:: ACTIONS À MENER ::
(a) Recopiez à l'identique le passage de l'article sur les attaques contre les hôpitaux en Libye, depuis « C’est ce qui » jusqu'à « pandémie du Covid-19. » inclus.
(b) Dressez la liste de toutes les personnes nommées dans l'article sur les attaques contre les hôpitaux en Libye.

:: TEXTE EXTRAIT ::
***

Mona Saanouni
08 Mai 2020•Mise à jour: 08 Mai 2020
AA/ New York / Mohamed Tarek
Les Nations Unies ont annoncé, jeudi, que le nombre des attaques qui ont ciblé des hôpitaux de campane et des services de santé en Libye s’élève à 13, depuis le début de l’année.
C’est ce qui ressort d’une conférence de presse animée en visioconférence à New York, par le porte-parole du Secrétaire général de l’ONU, Stéphane Dujarric.
Le gouvernement libyen accuse les milices du général putschiste, Khalifa Haftar, de lancer des attaques délibérées sur des hôpitaux de campagne e et des services de santé dans la capitale Tripoli, faisant des dizaines de morts et de blessés.
Dujarric a indiqué que les hôpitaux pris comme cible sont des hôpitaux réservés pour soigner les personnes atteintes par la pandémie du Covid-19.
Le nombre des contaminations confirmés au Covid-19, a-t-il ajouté, s’élève à 64, précisant que la pandémie a fait jusqu’à présent trois décès.

***

(Données de prédiction de boîtes englobantes)
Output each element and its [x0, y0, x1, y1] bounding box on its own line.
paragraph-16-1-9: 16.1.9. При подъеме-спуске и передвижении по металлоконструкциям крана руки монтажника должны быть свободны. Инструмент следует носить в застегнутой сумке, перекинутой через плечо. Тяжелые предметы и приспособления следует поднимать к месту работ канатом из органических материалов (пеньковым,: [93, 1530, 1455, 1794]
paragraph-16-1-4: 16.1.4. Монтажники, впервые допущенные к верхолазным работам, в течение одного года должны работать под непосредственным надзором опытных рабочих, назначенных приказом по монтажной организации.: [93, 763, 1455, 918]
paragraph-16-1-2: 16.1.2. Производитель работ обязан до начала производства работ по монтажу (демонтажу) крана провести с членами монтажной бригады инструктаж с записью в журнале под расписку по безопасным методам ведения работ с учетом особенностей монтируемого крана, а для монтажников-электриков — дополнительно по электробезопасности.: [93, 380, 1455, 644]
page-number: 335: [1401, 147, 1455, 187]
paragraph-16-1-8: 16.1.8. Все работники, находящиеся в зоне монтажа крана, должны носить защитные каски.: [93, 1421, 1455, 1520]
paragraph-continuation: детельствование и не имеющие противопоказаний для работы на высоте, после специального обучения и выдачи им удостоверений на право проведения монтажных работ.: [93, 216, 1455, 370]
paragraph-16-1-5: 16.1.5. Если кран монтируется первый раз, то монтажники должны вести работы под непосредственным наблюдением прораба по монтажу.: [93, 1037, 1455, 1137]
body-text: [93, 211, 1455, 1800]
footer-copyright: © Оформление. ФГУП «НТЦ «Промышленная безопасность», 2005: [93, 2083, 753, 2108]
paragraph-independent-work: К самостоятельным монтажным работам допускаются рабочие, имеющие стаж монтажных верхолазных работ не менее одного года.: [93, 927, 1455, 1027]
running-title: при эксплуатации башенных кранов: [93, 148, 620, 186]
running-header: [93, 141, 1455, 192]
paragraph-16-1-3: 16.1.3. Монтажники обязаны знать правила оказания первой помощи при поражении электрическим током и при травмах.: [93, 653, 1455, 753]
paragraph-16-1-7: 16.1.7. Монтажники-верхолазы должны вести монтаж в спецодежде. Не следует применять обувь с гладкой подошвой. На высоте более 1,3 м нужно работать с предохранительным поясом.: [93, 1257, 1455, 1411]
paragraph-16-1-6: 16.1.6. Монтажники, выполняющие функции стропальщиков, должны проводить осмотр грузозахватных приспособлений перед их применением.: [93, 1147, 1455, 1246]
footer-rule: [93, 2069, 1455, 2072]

***

:: RÉPONSES PAR TÂCHE ::
(a)
C’est ce qui ressort d’une conférence de presse animée en visioconférence à New York, par le porte-parole du Secrétaire général de l’ONU, Stéphane Dujarric.
Le gouvernement libyen accuse les milices du général putschiste, Khalifa Haftar, de lancer des attaques délibérées sur des hôpitaux de campagne e et des services de santé dans la capitale Tripoli, faisant des dizaines de morts et de blessés.
Dujarric a indiqué que les hôpitaux pris comme cible sont des hôpitaux réservés pour soigner les personnes atteintes par la pandémie du Covid-19.

(b)
- Mona Saanouni
- Mohamed Tarek
- Stéphane Dujarric
- Khalifa Haftar